WORK INSTRUCTIONS - Return all lines with the word "يصعد" in them.

[Chart and figure data]
"""

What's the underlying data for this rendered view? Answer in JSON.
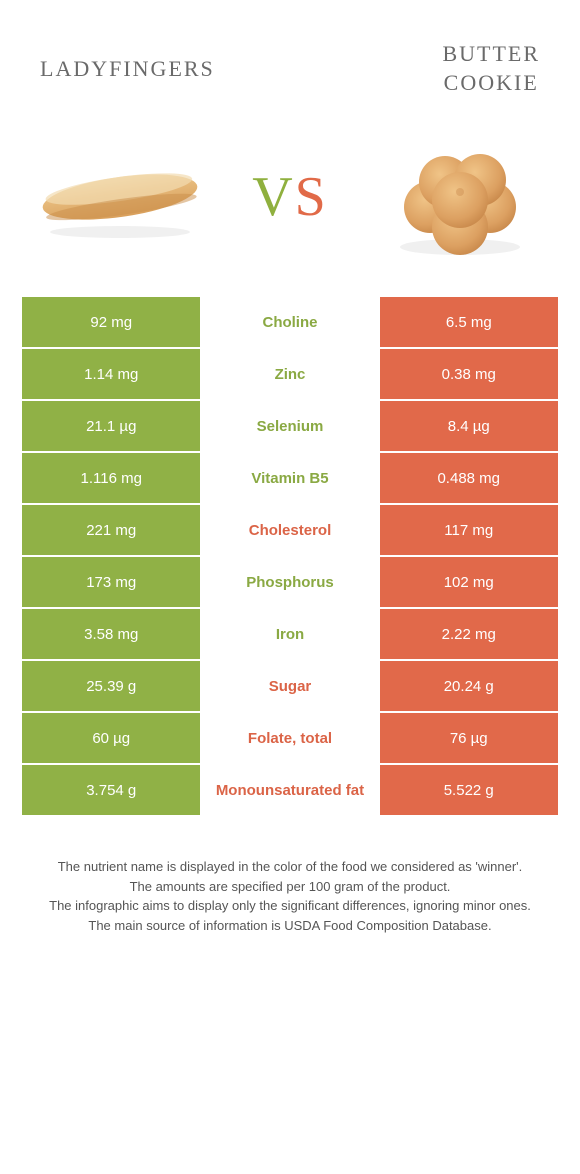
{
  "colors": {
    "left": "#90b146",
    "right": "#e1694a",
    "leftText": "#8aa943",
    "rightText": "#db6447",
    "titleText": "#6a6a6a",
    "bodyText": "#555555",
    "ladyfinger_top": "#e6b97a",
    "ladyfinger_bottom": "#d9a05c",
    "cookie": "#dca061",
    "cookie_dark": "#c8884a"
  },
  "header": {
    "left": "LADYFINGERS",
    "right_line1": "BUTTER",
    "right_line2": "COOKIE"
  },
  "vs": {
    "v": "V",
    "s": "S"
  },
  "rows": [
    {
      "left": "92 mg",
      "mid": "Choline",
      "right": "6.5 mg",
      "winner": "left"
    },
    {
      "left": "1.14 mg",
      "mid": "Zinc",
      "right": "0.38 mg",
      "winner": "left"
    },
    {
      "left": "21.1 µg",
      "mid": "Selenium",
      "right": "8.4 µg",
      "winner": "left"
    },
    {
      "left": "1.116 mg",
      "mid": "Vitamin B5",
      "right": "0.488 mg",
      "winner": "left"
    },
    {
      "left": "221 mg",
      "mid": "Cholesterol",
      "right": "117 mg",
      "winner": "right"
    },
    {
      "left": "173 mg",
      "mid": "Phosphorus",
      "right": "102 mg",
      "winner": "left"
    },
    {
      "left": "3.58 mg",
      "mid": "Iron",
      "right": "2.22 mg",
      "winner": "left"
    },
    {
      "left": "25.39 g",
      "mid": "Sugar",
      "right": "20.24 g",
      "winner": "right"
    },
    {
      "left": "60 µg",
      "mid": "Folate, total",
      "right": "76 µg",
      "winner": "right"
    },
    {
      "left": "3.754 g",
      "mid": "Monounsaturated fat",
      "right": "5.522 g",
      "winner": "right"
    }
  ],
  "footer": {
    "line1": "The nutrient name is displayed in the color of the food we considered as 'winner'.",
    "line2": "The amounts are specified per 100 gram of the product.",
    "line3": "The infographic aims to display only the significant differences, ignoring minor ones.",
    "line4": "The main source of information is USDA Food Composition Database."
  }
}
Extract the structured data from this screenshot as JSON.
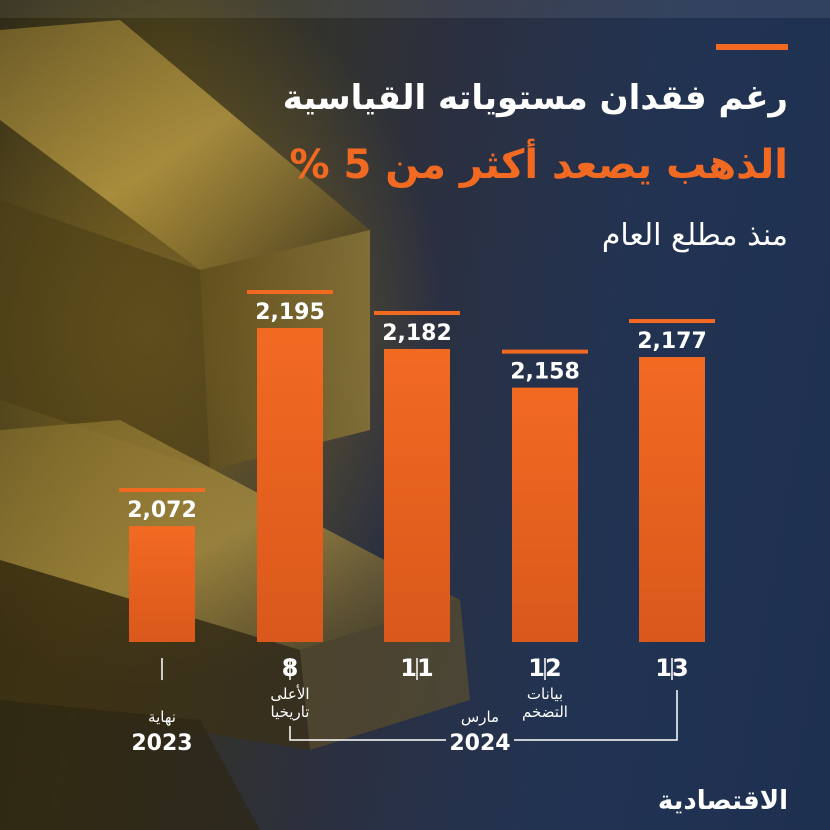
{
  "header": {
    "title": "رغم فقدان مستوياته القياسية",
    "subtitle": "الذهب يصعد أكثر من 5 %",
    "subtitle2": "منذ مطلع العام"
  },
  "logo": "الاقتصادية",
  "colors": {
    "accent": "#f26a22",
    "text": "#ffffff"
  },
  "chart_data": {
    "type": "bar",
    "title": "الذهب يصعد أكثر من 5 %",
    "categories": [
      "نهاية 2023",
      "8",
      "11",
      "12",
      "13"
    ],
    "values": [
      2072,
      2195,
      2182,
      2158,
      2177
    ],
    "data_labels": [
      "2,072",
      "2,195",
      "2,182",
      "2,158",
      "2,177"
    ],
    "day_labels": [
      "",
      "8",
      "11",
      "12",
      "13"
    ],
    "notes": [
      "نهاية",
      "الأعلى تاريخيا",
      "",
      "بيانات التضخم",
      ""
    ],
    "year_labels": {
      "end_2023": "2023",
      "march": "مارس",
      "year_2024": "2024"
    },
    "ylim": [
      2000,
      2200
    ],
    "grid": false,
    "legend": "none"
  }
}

"""

ANSWER -
    "subtitle": "الذهب يصعد أكثر من 5 %",
    "title": "الذهب يصعد أكثر من 5 %",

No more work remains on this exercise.